## begin Material for the task

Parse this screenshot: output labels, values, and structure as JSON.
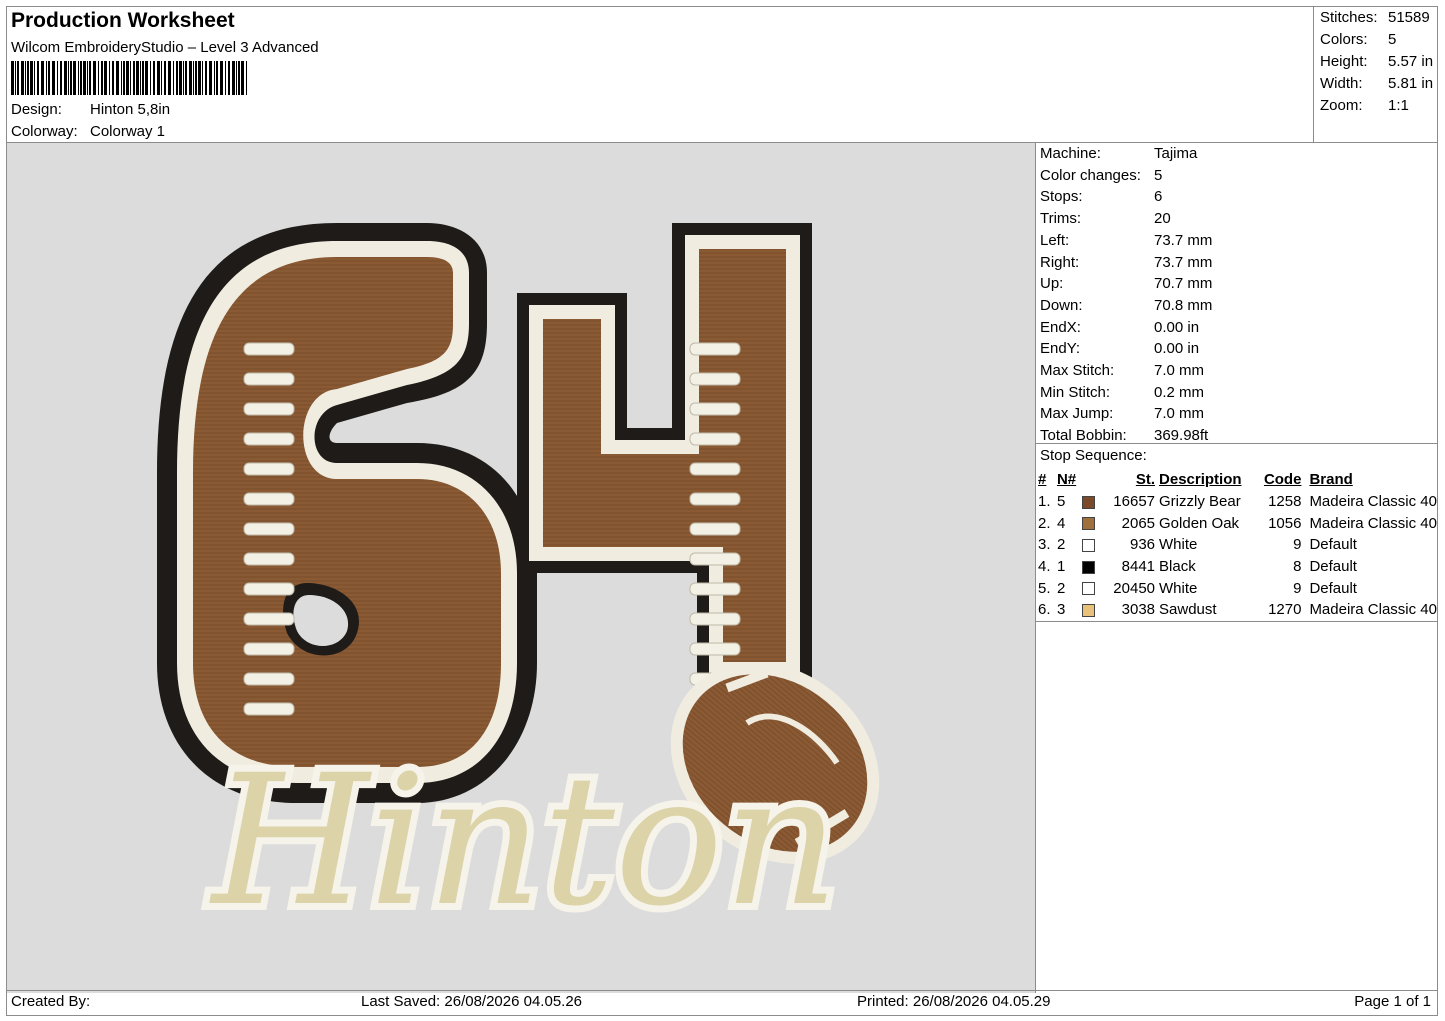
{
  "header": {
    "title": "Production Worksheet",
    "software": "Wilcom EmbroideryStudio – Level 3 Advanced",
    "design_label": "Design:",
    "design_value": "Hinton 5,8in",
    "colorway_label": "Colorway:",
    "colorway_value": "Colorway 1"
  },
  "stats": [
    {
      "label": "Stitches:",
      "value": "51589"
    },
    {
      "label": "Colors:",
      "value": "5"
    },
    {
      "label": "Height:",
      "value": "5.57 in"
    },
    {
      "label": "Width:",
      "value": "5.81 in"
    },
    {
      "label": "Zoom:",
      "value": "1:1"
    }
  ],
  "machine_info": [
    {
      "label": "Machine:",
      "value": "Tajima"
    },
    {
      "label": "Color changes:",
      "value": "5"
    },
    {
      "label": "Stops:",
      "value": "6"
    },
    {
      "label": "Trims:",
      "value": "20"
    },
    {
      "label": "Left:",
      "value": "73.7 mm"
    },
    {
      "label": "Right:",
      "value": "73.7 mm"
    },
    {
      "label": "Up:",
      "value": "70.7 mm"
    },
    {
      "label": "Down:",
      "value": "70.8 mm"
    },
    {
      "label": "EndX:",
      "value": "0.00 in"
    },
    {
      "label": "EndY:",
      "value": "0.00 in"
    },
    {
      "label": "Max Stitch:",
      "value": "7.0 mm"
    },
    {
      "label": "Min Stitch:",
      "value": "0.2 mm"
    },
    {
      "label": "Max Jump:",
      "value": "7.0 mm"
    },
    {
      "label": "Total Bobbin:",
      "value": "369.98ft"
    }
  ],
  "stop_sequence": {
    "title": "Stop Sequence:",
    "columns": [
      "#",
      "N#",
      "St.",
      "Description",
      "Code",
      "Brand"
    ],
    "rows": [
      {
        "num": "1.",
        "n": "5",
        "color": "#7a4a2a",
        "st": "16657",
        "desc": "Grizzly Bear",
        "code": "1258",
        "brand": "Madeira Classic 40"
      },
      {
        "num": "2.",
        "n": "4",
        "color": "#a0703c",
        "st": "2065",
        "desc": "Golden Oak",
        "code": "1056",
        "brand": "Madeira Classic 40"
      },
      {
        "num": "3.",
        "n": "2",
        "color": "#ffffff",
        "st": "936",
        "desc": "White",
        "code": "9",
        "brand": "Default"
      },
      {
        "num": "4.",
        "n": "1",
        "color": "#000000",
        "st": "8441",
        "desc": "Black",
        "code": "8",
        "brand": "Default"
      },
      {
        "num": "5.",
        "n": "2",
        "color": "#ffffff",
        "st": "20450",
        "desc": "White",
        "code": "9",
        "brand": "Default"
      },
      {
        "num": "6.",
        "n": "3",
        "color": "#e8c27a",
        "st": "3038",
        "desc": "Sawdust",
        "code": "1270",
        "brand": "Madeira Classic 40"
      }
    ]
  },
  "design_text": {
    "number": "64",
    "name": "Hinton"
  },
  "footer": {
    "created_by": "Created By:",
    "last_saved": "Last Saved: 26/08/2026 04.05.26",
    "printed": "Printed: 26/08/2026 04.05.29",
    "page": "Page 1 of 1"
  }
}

## end Material for the task

(Work to be completed)
Every entry must be reproduced exactly, with the images left out.

(Response to the task)
Parse this screenshot: output labels, values, and structure as JSON.
{
  "header": {
    "title": "Production Worksheet",
    "software": "Wilcom EmbroideryStudio – Level 3 Advanced",
    "design_label": "Design:",
    "design_value": "Hinton 5,8in",
    "colorway_label": "Colorway:",
    "colorway_value": "Colorway 1"
  },
  "stats": [
    {
      "label": "Stitches:",
      "value": "51589"
    },
    {
      "label": "Colors:",
      "value": "5"
    },
    {
      "label": "Height:",
      "value": "5.57 in"
    },
    {
      "label": "Width:",
      "value": "5.81 in"
    },
    {
      "label": "Zoom:",
      "value": "1:1"
    }
  ],
  "machine_info": [
    {
      "label": "Machine:",
      "value": "Tajima"
    },
    {
      "label": "Color changes:",
      "value": "5"
    },
    {
      "label": "Stops:",
      "value": "6"
    },
    {
      "label": "Trims:",
      "value": "20"
    },
    {
      "label": "Left:",
      "value": "73.7 mm"
    },
    {
      "label": "Right:",
      "value": "73.7 mm"
    },
    {
      "label": "Up:",
      "value": "70.7 mm"
    },
    {
      "label": "Down:",
      "value": "70.8 mm"
    },
    {
      "label": "EndX:",
      "value": "0.00 in"
    },
    {
      "label": "EndY:",
      "value": "0.00 in"
    },
    {
      "label": "Max Stitch:",
      "value": "7.0 mm"
    },
    {
      "label": "Min Stitch:",
      "value": "0.2 mm"
    },
    {
      "label": "Max Jump:",
      "value": "7.0 mm"
    },
    {
      "label": "Total Bobbin:",
      "value": "369.98ft"
    }
  ],
  "stop_sequence": {
    "title": "Stop Sequence:",
    "columns": [
      "#",
      "N#",
      "St.",
      "Description",
      "Code",
      "Brand"
    ],
    "rows": [
      {
        "num": "1.",
        "n": "5",
        "color": "#7a4a2a",
        "st": "16657",
        "desc": "Grizzly Bear",
        "code": "1258",
        "brand": "Madeira Classic 40"
      },
      {
        "num": "2.",
        "n": "4",
        "color": "#a0703c",
        "st": "2065",
        "desc": "Golden Oak",
        "code": "1056",
        "brand": "Madeira Classic 40"
      },
      {
        "num": "3.",
        "n": "2",
        "color": "#ffffff",
        "st": "936",
        "desc": "White",
        "code": "9",
        "brand": "Default"
      },
      {
        "num": "4.",
        "n": "1",
        "color": "#000000",
        "st": "8441",
        "desc": "Black",
        "code": "8",
        "brand": "Default"
      },
      {
        "num": "5.",
        "n": "2",
        "color": "#ffffff",
        "st": "20450",
        "desc": "White",
        "code": "9",
        "brand": "Default"
      },
      {
        "num": "6.",
        "n": "3",
        "color": "#e8c27a",
        "st": "3038",
        "desc": "Sawdust",
        "code": "1270",
        "brand": "Madeira Classic 40"
      }
    ]
  },
  "design_text": {
    "number": "64",
    "name": "Hinton"
  },
  "footer": {
    "created_by": "Created By:",
    "last_saved": "Last Saved: 26/08/2026 04.05.26",
    "printed": "Printed: 26/08/2026 04.05.29",
    "page": "Page 1 of 1"
  }
}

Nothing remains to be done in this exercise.